- [Challenge]:
Recast the lines from the start through the line containing "order-close-price: 1926.74 —" (inclusive) as a Markdown table with columns Row and Line text, giving each line a row number and omitting blank lines.

+ + + +

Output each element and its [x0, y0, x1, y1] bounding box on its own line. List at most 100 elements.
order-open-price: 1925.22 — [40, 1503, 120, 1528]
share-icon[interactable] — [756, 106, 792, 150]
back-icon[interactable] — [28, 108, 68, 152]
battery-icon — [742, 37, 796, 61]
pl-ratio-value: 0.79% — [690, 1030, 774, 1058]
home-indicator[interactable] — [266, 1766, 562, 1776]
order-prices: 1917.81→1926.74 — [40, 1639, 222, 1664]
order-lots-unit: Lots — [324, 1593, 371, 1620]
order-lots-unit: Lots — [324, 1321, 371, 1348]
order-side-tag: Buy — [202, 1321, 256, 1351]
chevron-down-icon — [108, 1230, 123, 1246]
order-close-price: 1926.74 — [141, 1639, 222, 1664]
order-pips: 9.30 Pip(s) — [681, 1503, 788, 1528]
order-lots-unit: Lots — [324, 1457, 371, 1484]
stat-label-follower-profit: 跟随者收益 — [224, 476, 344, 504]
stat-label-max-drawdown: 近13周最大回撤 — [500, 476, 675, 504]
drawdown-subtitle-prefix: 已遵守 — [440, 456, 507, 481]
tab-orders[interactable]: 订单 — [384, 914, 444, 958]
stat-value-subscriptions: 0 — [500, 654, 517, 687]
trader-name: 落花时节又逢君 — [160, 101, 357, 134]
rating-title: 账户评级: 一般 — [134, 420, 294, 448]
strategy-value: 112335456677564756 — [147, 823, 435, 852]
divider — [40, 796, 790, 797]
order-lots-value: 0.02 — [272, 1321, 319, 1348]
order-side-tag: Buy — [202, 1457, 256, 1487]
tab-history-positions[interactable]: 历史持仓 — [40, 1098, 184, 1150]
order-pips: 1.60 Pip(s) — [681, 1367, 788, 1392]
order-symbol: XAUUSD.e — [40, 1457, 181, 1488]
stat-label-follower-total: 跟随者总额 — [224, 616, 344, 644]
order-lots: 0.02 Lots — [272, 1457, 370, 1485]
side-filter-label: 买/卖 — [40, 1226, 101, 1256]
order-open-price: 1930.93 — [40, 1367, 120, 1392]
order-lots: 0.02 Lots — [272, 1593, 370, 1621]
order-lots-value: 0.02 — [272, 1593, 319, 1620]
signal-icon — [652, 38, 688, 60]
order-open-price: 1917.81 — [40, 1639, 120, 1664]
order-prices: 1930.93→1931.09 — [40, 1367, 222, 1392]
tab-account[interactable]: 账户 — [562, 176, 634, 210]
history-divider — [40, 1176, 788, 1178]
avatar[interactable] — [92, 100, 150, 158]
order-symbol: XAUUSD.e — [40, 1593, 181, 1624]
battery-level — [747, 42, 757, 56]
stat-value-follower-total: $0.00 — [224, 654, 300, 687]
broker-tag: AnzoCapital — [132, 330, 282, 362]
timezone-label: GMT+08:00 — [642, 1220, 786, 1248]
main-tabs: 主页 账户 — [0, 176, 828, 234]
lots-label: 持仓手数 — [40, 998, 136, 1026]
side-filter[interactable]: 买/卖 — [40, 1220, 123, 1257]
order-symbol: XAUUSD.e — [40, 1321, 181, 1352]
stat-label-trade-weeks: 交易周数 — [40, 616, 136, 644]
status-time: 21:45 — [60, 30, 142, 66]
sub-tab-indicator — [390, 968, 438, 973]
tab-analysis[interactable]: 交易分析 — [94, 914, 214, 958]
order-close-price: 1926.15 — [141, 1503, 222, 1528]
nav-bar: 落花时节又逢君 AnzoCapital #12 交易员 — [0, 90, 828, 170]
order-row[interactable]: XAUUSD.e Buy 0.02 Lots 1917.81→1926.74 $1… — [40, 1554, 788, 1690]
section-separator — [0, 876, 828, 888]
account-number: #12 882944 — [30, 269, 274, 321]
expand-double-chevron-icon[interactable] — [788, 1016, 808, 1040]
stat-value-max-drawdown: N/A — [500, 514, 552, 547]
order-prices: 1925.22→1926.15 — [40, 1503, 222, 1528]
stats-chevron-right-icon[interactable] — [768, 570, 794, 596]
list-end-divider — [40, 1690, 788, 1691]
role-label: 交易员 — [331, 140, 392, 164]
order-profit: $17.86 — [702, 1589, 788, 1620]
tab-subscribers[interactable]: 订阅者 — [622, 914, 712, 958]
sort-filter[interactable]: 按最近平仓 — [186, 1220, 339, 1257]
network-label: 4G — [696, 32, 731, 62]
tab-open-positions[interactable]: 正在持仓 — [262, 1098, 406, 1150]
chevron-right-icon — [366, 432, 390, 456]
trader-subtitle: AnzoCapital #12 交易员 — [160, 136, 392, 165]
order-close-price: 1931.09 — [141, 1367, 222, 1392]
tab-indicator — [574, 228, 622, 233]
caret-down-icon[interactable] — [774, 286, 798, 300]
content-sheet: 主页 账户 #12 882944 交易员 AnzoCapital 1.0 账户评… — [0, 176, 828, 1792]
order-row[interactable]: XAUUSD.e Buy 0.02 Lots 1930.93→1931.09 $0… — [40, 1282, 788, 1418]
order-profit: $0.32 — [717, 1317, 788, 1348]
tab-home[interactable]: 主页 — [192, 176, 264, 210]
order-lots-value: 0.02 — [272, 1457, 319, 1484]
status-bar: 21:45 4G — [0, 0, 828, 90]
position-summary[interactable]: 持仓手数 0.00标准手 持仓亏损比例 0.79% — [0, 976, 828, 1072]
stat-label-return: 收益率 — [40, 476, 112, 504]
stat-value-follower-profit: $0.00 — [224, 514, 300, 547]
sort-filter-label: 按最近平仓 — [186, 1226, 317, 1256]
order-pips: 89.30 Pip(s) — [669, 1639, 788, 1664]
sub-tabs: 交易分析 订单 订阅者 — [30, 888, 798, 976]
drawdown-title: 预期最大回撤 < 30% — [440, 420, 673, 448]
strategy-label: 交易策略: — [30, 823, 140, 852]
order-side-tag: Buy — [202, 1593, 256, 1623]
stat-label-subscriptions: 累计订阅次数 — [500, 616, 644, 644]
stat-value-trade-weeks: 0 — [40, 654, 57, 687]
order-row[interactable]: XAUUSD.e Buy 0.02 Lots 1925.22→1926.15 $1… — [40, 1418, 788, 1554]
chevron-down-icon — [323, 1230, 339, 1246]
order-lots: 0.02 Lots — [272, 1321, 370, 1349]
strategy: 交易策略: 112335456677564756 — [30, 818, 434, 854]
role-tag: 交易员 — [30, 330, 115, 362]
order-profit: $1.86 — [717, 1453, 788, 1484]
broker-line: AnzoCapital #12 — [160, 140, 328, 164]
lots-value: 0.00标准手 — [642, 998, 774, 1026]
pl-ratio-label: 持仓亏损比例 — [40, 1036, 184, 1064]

+ + + +

- [Full response]:
| Row | Line text |
|---|---|
| 1 | Output each element and its [x0, y0, x1, y1] bounding box on its own line. List at most 100 elements. |
| 2 | order-open-price: 1925.22 — [40, 1503, 120, 1528] |
| 3 | share-icon[interactable] — [756, 106, 792, 150] |
| 4 | back-icon[interactable] — [28, 108, 68, 152] |
| 5 | battery-icon — [742, 37, 796, 61] |
| 6 | pl-ratio-value: 0.79% — [690, 1030, 774, 1058] |
| 7 | home-indicator[interactable] — [266, 1766, 562, 1776] |
| 8 | order-prices: 1917.81→1926.74 — [40, 1639, 222, 1664] |
| 9 | order-lots-unit: Lots — [324, 1593, 371, 1620] |
| 10 | order-lots-unit: Lots — [324, 1321, 371, 1348] |
| 11 | order-side-tag: Buy — [202, 1321, 256, 1351] |
| 12 | chevron-down-icon — [108, 1230, 123, 1246] |
| 13 | order-close-price: 1926.74 — [141, 1639, 222, 1664] |